___ INFORMATION GIVEN

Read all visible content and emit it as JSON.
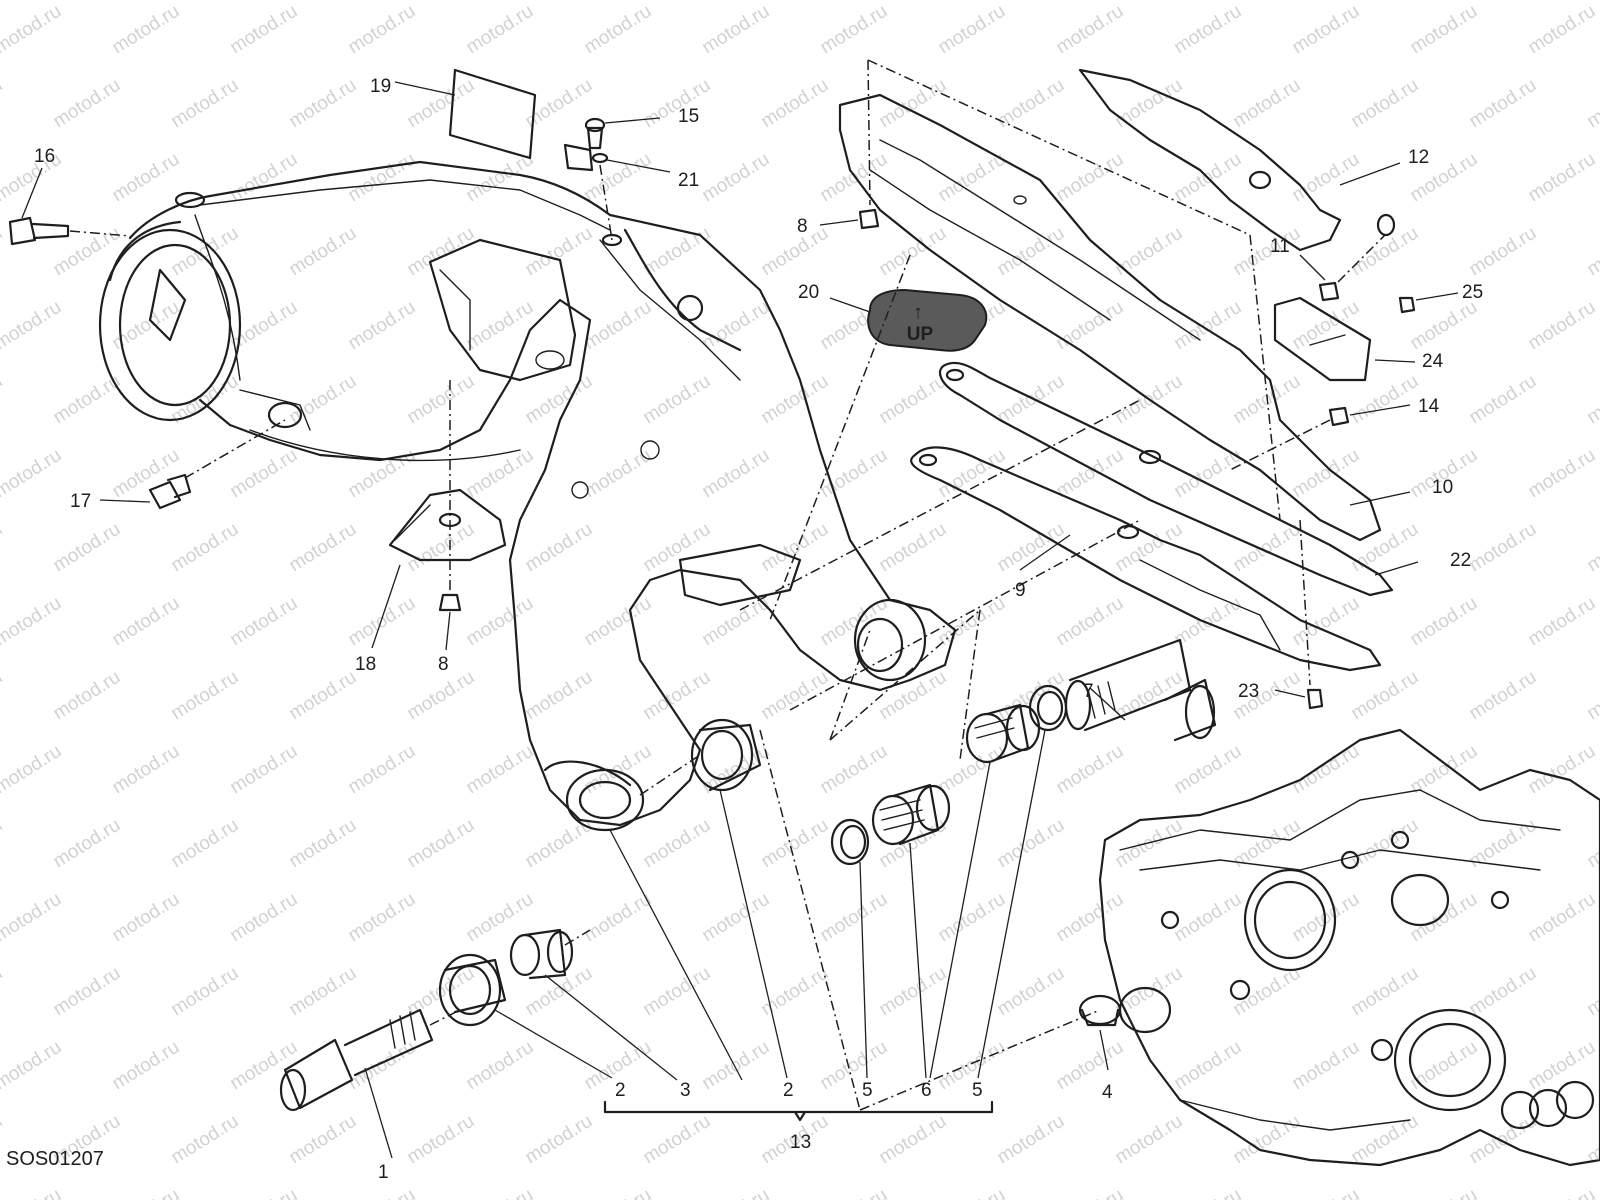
{
  "drawing_code": "SOS01207",
  "watermark": "motod.ru",
  "up_label": {
    "arrow": "↑",
    "text": "UP"
  },
  "callouts": {
    "c1": "1",
    "c2a": "2",
    "c3": "3",
    "c2b": "2",
    "c5a": "5",
    "c6": "6",
    "c5b": "5",
    "c13": "13",
    "c4": "4",
    "c7": "7",
    "c8a": "8",
    "c8b": "8",
    "c9": "9",
    "c10": "10",
    "c11": "11",
    "c12": "12",
    "c14": "14",
    "c15": "15",
    "c16": "16",
    "c17": "17",
    "c18": "18",
    "c19": "19",
    "c20": "20",
    "c21": "21",
    "c22": "22",
    "c23": "23",
    "c24": "24",
    "c25": "25"
  }
}
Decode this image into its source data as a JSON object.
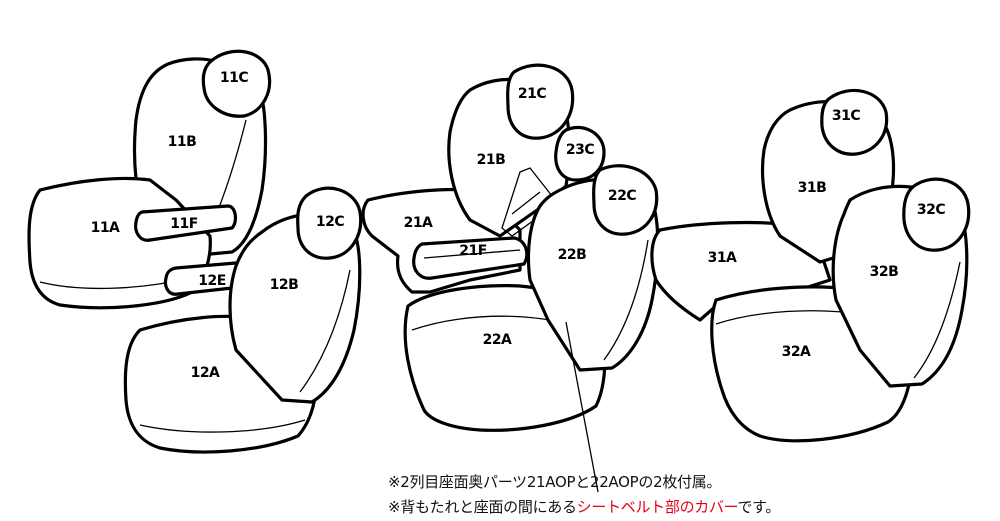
{
  "labels": {
    "p11C": "11C",
    "p11B": "11B",
    "p11A": "11A",
    "p11F": "11F",
    "p12C": "12C",
    "p12B": "12B",
    "p12A": "12A",
    "p12E": "12E",
    "p21C": "21C",
    "p23C": "23C",
    "p22C": "22C",
    "p21B": "21B",
    "p21A": "21A",
    "p21F": "21F",
    "p22B": "22B",
    "p22A": "22A",
    "p31C": "31C",
    "p32C": "32C",
    "p31B": "31B",
    "p32B": "32B",
    "p31A": "31A",
    "p32A": "32A"
  },
  "notes": {
    "line1": "※2列目座面奥パーツ21AOPと22AOPの2枚付属。",
    "line2_prefix": "※背もたれと座面の間にある",
    "line2_highlight": "シートベルト部のカバー",
    "line2_suffix": "です。"
  },
  "colors": {
    "outline": "#000000",
    "highlight": "#e60012"
  }
}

______

▶ _DIRECTION_:
Pull out each line of the entries that contains "JSON".

▶ _WRITTEN REPLY_:
Read all visible content and emit it as JSON.
Decode this image into its source data as a JSON object.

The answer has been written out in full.